> **BRIEF A**:
According to the supertasters post, roughly what share of the population are supertasters?
> **BRIEF B**:
Please copy out the supertasters post from "Supertasters and Wine" to "he's a taster.".

-------- TEXT PASSAGE

Wednesday, August 11, 2010

Supertasters and Wine Criticism

I was reminded recently of the idea of supertasters, roughly 25% of the population who have a higher density of taste buds on their tongue and are especially sensitive to bitterness as well as sweetness. Supposedly about 50% of all people are normal tasters, while 25% are non-tasters, though I saw the term hypotaster used as well (less stigma attached to it).

Slate columnist Mike Steinberger was tested a few years ago and wrote a column. It turned out genetically he was a non-taster, but a PROP test indicated he might be a supertaster, while another diagnostic showed he had an average number of "fungiform papillae" on his tongue. I'll take the average of the results and say he's a taster.

Jancis Robinson was given a PROP test, tasted bitterness, and it was assumed she is a super taster, though maybe she is a taster given that this PROP test is not 100% reliable. Parker claims to be a supertaster, though I don't know that there's any evidence of him being tested formally. It does seem a bit dubious given his tastes for high octane wines, though from a standpoint of aromas and taste memory it's probably not important to be a super taster. A good nose and taste memory are probably the most important tools for a critic.

----------------
-------- SOURCE INFORMATION

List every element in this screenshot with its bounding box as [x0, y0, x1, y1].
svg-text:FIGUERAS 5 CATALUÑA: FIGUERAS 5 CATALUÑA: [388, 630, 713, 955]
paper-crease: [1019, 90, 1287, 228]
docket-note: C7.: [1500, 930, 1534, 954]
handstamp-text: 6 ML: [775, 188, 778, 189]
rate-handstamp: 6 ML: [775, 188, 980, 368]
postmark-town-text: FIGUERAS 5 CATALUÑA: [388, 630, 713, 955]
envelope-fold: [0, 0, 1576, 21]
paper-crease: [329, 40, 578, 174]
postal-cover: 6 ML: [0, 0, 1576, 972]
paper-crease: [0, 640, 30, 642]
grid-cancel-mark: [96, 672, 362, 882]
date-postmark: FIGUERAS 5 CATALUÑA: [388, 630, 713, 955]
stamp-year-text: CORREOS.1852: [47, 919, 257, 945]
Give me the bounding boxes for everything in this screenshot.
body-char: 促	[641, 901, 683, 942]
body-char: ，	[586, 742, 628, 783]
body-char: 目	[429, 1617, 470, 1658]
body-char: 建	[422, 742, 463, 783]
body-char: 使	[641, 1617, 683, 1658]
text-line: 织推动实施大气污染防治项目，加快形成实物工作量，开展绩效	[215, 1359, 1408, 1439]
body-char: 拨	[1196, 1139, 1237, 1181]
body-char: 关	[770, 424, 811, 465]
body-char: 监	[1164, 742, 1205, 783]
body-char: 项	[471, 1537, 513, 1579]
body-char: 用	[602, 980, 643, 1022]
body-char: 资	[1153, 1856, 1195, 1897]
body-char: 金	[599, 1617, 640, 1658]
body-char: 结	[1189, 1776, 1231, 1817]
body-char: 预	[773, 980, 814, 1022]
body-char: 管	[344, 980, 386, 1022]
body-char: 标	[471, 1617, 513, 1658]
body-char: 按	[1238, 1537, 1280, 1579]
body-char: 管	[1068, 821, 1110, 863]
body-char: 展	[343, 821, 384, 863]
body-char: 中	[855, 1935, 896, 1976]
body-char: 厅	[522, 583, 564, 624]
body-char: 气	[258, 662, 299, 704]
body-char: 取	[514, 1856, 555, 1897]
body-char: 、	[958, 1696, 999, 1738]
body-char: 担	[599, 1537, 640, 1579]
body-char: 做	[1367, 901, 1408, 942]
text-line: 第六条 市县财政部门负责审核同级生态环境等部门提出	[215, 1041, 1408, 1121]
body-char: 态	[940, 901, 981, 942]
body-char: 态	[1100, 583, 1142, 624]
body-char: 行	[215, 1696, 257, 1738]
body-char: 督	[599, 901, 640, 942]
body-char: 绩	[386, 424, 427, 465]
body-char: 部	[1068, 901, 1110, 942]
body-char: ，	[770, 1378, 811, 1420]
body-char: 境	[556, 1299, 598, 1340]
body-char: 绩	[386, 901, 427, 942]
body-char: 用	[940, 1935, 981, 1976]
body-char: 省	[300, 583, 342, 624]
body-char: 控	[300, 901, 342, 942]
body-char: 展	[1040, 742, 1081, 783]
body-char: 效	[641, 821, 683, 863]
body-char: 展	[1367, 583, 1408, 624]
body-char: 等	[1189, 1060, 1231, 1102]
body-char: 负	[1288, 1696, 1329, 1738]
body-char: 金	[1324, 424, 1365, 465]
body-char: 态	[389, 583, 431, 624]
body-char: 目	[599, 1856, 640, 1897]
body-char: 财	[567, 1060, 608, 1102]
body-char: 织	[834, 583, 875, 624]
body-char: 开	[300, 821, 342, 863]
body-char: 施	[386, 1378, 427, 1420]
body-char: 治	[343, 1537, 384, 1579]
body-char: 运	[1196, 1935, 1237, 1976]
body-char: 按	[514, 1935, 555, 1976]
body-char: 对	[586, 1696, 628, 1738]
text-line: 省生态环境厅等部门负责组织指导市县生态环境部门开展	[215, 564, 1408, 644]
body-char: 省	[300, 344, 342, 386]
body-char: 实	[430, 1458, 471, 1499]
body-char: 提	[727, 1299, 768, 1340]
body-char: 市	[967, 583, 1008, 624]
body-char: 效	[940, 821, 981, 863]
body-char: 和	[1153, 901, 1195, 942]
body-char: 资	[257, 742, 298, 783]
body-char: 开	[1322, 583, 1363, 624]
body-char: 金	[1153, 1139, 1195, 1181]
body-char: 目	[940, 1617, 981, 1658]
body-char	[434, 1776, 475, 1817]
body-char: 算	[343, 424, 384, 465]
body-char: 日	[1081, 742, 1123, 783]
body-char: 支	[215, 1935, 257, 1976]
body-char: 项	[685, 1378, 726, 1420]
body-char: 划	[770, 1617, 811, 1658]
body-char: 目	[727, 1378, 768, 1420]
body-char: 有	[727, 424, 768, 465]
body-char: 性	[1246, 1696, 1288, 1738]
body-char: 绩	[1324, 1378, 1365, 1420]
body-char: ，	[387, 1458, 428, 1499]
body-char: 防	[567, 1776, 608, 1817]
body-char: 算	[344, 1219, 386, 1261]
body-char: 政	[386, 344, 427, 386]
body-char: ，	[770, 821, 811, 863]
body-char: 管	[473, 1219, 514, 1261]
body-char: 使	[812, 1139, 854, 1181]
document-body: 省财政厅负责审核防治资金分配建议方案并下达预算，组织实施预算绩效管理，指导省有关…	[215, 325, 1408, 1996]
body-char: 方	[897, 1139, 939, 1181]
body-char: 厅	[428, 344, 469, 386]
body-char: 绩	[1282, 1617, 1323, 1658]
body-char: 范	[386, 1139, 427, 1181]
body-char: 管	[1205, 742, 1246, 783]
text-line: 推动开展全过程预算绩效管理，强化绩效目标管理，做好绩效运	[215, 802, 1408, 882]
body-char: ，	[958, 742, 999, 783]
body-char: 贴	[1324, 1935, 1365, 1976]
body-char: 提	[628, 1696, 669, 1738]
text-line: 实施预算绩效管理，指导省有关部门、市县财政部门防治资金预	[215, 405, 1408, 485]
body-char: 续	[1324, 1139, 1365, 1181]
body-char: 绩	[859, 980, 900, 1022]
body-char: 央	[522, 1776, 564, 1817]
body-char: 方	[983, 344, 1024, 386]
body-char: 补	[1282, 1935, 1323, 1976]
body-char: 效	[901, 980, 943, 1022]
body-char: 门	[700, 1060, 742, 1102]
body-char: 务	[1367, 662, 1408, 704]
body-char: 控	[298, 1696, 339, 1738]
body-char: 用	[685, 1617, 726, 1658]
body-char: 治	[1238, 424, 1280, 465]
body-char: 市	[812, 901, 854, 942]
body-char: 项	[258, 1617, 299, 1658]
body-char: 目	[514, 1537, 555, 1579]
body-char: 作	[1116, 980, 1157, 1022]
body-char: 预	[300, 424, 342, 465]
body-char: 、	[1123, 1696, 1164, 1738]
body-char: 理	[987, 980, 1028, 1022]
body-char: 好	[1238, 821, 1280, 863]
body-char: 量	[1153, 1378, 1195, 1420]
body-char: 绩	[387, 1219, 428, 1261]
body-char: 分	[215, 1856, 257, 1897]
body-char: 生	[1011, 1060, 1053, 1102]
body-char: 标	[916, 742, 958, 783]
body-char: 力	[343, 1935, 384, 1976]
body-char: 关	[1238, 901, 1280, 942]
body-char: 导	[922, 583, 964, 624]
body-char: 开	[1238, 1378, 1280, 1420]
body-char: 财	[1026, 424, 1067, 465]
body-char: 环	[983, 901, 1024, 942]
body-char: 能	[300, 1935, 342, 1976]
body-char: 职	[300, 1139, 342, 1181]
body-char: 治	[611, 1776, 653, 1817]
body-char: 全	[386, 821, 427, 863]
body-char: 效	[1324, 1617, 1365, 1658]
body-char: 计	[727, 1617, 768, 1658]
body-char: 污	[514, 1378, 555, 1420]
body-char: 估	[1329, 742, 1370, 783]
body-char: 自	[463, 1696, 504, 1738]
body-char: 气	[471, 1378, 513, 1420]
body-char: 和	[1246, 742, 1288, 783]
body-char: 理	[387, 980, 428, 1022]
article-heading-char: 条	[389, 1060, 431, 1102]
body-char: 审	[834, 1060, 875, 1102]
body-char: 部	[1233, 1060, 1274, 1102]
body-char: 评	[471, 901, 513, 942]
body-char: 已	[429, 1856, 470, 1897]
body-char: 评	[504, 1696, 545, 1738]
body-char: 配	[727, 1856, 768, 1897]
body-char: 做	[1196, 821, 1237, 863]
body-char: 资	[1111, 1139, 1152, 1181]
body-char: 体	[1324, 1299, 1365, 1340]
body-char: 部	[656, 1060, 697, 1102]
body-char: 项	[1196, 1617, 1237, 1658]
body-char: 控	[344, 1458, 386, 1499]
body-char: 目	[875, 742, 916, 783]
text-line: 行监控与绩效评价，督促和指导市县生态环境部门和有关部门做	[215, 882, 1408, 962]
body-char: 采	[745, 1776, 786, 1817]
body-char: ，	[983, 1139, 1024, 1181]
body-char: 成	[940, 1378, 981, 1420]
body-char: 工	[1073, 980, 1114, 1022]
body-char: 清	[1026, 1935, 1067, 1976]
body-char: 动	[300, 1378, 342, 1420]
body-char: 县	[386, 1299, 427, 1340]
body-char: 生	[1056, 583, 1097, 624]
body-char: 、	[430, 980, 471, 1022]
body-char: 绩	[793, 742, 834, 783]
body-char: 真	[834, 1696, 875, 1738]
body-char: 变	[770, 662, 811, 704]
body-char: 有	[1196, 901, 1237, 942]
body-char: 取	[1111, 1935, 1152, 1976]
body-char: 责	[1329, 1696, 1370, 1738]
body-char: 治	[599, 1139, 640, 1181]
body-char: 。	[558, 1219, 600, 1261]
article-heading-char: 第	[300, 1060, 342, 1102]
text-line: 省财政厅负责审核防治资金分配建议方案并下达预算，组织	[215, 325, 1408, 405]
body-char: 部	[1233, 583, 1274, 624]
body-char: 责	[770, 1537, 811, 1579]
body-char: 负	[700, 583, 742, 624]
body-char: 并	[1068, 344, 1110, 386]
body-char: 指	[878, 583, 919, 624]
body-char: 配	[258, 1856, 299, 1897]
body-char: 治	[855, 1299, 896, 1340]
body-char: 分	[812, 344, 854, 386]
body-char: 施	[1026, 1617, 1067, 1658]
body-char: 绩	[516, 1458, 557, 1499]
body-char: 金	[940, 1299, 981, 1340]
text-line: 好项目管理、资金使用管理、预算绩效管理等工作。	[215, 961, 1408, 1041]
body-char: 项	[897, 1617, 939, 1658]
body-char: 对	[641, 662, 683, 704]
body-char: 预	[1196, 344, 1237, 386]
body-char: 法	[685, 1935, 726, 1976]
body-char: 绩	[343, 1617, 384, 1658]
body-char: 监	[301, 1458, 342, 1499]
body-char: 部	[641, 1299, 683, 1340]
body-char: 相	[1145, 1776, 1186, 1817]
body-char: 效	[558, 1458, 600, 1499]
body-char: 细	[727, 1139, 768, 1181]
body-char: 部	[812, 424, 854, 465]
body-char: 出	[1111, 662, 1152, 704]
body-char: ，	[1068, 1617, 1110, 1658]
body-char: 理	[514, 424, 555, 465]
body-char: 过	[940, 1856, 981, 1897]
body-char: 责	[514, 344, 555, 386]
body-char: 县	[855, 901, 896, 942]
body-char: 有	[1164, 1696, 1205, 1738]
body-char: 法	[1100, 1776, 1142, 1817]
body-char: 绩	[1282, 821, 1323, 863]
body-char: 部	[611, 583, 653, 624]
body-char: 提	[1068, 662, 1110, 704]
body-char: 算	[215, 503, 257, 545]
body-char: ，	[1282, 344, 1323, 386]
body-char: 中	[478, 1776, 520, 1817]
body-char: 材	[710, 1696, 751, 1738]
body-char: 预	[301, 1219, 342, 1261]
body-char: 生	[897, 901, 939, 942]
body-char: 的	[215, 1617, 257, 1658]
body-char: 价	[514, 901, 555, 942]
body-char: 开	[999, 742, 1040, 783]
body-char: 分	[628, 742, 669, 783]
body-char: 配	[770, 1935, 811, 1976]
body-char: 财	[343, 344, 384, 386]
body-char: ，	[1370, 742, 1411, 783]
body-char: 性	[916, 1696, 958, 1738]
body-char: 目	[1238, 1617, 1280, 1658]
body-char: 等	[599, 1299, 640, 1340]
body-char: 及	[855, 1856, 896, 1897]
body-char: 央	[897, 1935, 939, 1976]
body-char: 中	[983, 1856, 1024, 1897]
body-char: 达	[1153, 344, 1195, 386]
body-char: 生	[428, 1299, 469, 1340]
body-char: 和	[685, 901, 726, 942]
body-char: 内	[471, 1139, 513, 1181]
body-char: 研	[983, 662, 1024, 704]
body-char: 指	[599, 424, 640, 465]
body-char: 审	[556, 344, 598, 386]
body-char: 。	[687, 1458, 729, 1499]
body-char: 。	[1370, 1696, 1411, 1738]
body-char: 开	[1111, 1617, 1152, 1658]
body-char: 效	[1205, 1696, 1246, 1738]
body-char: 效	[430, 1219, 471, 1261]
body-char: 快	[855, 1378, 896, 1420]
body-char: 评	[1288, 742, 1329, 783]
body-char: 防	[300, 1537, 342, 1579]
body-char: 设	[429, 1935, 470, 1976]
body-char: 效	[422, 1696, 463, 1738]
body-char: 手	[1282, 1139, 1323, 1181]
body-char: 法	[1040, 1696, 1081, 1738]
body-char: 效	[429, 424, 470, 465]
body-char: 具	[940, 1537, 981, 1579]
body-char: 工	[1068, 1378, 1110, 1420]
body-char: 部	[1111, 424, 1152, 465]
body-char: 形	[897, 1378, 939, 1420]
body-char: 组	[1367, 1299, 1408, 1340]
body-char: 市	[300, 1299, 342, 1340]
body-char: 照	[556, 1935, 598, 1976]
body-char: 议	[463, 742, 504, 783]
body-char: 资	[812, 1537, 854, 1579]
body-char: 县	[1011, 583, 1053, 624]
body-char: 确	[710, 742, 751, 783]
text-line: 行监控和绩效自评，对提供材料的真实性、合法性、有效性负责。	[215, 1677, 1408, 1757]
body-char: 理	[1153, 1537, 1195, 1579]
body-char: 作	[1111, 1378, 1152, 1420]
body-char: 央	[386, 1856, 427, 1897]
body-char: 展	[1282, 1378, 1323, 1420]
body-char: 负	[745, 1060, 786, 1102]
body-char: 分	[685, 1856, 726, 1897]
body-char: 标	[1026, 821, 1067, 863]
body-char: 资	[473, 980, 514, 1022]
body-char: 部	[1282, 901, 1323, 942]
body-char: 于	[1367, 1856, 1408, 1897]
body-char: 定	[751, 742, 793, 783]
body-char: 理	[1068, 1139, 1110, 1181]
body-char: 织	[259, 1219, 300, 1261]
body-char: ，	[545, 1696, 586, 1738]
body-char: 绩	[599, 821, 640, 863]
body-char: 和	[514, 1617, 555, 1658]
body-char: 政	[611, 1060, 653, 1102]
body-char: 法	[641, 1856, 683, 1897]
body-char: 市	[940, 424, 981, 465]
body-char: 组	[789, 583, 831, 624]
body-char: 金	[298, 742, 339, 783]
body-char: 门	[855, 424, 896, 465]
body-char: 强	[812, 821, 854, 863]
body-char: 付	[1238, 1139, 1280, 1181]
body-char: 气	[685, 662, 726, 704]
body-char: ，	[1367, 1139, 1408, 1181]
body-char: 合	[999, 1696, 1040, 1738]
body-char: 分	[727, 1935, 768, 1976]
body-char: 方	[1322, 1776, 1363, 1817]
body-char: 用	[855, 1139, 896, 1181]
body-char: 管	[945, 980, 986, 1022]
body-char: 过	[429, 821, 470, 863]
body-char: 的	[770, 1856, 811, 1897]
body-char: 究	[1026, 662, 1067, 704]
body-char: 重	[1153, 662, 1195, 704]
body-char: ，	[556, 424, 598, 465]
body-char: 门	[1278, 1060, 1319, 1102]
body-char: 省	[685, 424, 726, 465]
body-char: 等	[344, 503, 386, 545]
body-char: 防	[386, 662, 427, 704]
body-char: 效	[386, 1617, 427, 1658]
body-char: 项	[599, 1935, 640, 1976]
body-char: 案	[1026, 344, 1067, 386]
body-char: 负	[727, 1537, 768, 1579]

----------------

> **TASK ANSWER A**:
Roughly 25% of the population.

> **TASK ANSWER B**:
Supertasters and Wine Criticism

I was reminded recently of the idea of supertasters, roughly 25% of the population who have a higher density of taste buds on their tongue and are especially sensitive to bitterness as well as sweetness. Supposedly about 50% of all people are normal tasters, while 25% are non-tasters, though I saw the term hypotaster used as well (less stigma attached to it).

Slate columnist Mike Steinberger was tested a few years ago and wrote a column. It turned out genetically he was a non-taster, but a PROP test indicated he might be a supertaster, while another diagnostic showed he had an average number of "fungiform papillae" on his tongue. I'll take the average of the results and say he's a taster.